[Stored data]
──────────

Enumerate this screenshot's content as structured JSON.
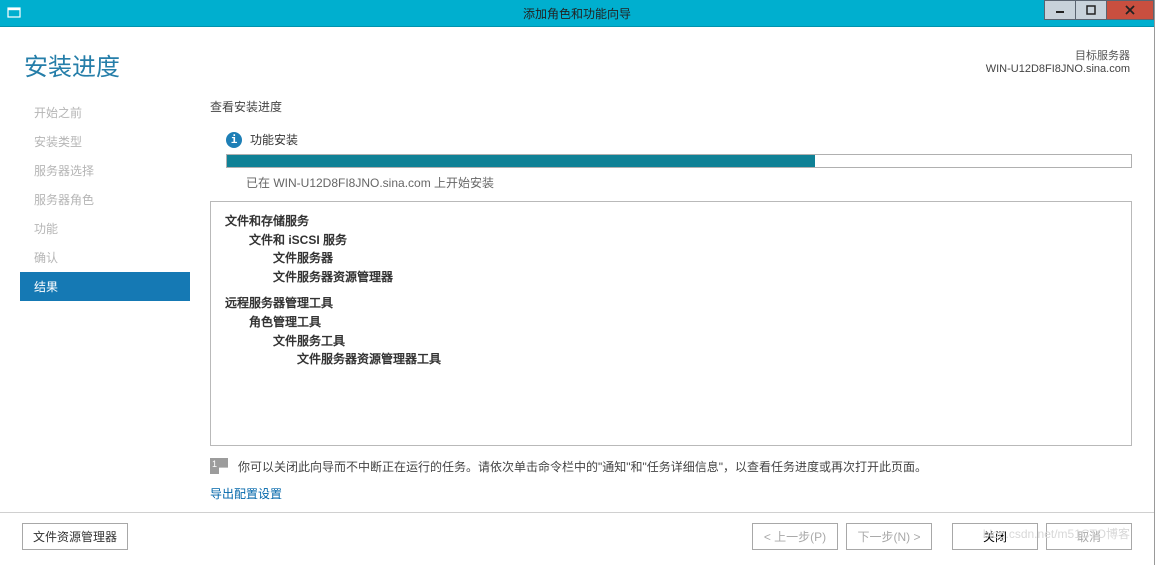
{
  "window": {
    "title": "添加角色和功能向导"
  },
  "header": {
    "page_title": "安装进度",
    "target_label": "目标服务器",
    "target_server": "WIN-U12D8FI8JNO.sina.com"
  },
  "nav": {
    "items": [
      {
        "label": "开始之前",
        "active": false
      },
      {
        "label": "安装类型",
        "active": false
      },
      {
        "label": "服务器选择",
        "active": false
      },
      {
        "label": "服务器角色",
        "active": false
      },
      {
        "label": "功能",
        "active": false
      },
      {
        "label": "确认",
        "active": false
      },
      {
        "label": "结果",
        "active": true
      }
    ]
  },
  "content": {
    "view_progress_label": "查看安装进度",
    "status_text": "功能安装",
    "progress_percent": 65,
    "install_target_text": "已在 WIN-U12D8FI8JNO.sina.com 上开始安装",
    "features": {
      "group1": {
        "l0": "文件和存储服务",
        "l1": "文件和 iSCSI 服务",
        "l2a": "文件服务器",
        "l2b": "文件服务器资源管理器"
      },
      "group2": {
        "l0": "远程服务器管理工具",
        "l1": "角色管理工具",
        "l2": "文件服务工具",
        "l3": "文件服务器资源管理器工具"
      }
    },
    "hint_text": "你可以关闭此向导而不中断正在运行的任务。请依次单击命令栏中的\"通知\"和\"任务详细信息\"，以查看任务进度或再次打开此页面。",
    "export_link": "导出配置设置"
  },
  "footer": {
    "secondary_button": "文件资源管理器",
    "prev": "< 上一步(P)",
    "next": "下一步(N) >",
    "close": "关闭",
    "cancel": "取消"
  },
  "watermark": "blog.csdn.net/m51CTO博客"
}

──────────

_Written problem_
Give back all entries exactly. No pictures belong in the copy.

_Response to this exercise_
Enumerate this screenshot's content as structured JSON.
{
  "window": {
    "title": "添加角色和功能向导"
  },
  "header": {
    "page_title": "安装进度",
    "target_label": "目标服务器",
    "target_server": "WIN-U12D8FI8JNO.sina.com"
  },
  "nav": {
    "items": [
      {
        "label": "开始之前",
        "active": false
      },
      {
        "label": "安装类型",
        "active": false
      },
      {
        "label": "服务器选择",
        "active": false
      },
      {
        "label": "服务器角色",
        "active": false
      },
      {
        "label": "功能",
        "active": false
      },
      {
        "label": "确认",
        "active": false
      },
      {
        "label": "结果",
        "active": true
      }
    ]
  },
  "content": {
    "view_progress_label": "查看安装进度",
    "status_text": "功能安装",
    "progress_percent": 65,
    "install_target_text": "已在 WIN-U12D8FI8JNO.sina.com 上开始安装",
    "features": {
      "group1": {
        "l0": "文件和存储服务",
        "l1": "文件和 iSCSI 服务",
        "l2a": "文件服务器",
        "l2b": "文件服务器资源管理器"
      },
      "group2": {
        "l0": "远程服务器管理工具",
        "l1": "角色管理工具",
        "l2": "文件服务工具",
        "l3": "文件服务器资源管理器工具"
      }
    },
    "hint_text": "你可以关闭此向导而不中断正在运行的任务。请依次单击命令栏中的\"通知\"和\"任务详细信息\"，以查看任务进度或再次打开此页面。",
    "export_link": "导出配置设置"
  },
  "footer": {
    "secondary_button": "文件资源管理器",
    "prev": "< 上一步(P)",
    "next": "下一步(N) >",
    "close": "关闭",
    "cancel": "取消"
  },
  "watermark": "blog.csdn.net/m51CTO博客"
}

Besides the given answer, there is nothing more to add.